*What you will do:* Carry none of the pictures over; write out the complete data exactly.

*Data rows:*
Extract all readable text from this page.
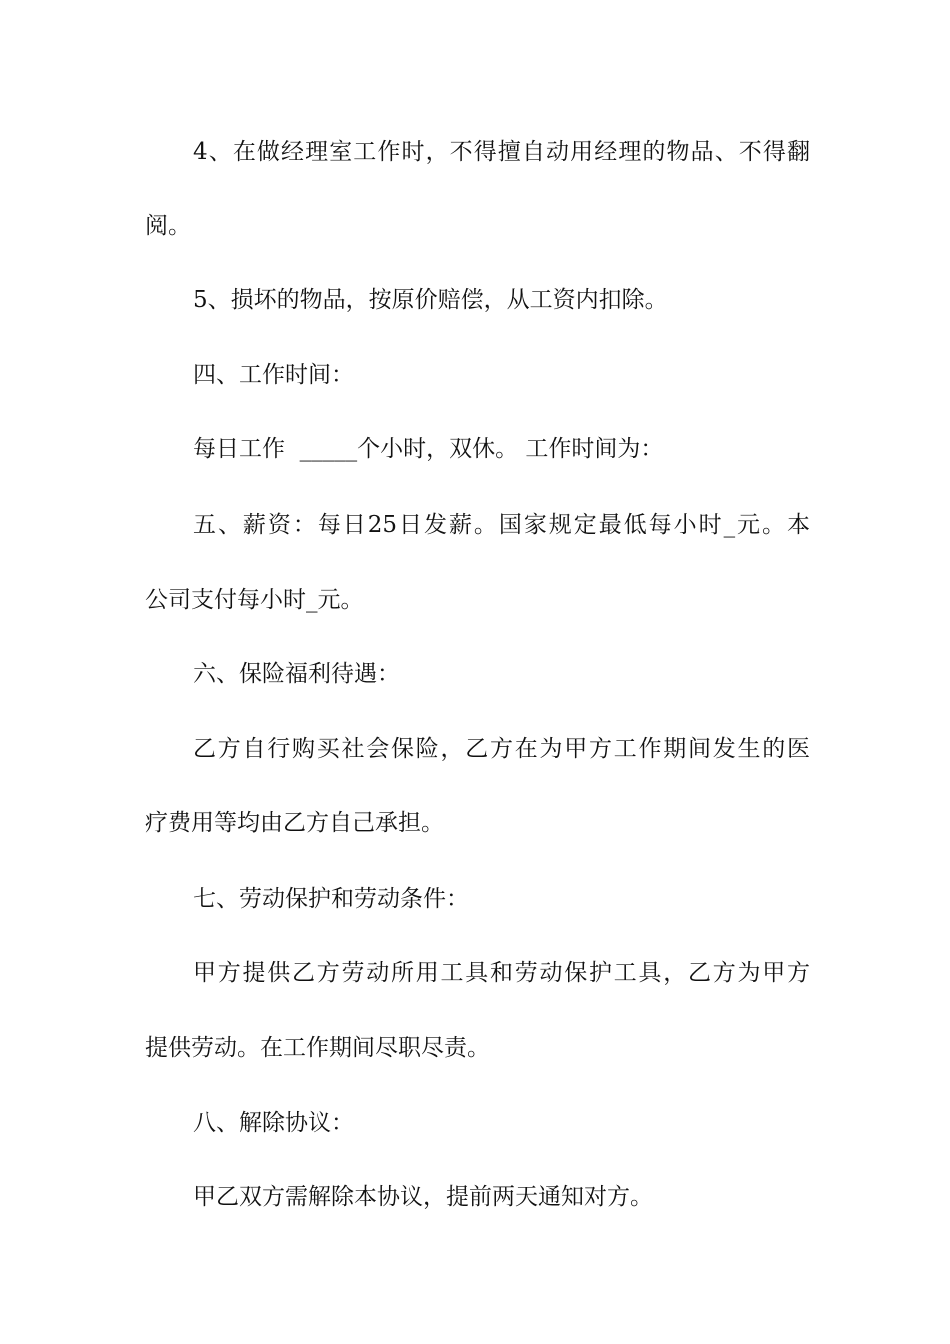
4、在做经理室工作时，不得擅自动用经理的物品、不得翻
阅。
5、损坏的物品，按原价赔偿，从工资内扣除。
四、工作时间：
每日工作  _____个小时，双休。 工作时间为：
五、薪资：每日25日发薪。国家规定最低每小时_元。本
公司支付每小时_元。
六、保险福利待遇：
乙方自行购买社会保险，乙方在为甲方工作期间发生的医
疗费用等均由乙方自己承担。
七、劳动保护和劳动条件：
甲方提供乙方劳动所用工具和劳动保护工具，乙方为甲方
提供劳动。在工作期间尽职尽责。
八、解除协议：
甲乙双方需解除本协议，提前两天通知对方。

*Output of the task:*
Extract all readable text from this page.
4、在做经理室工作时，不得擅自动用经理的物品、不得翻
阅。
5、损坏的物品，按原价赔偿，从工资内扣除。
四、工作时间：
每日工作  _____个小时，双休。 工作时间为：
五、薪资：每日25日发薪。国家规定最低每小时_元。本
公司支付每小时_元。
六、保险福利待遇：
乙方自行购买社会保险，乙方在为甲方工作期间发生的医
疗费用等均由乙方自己承担。
七、劳动保护和劳动条件：
甲方提供乙方劳动所用工具和劳动保护工具，乙方为甲方
提供劳动。在工作期间尽职尽责。
八、解除协议：
甲乙双方需解除本协议，提前两天通知对方。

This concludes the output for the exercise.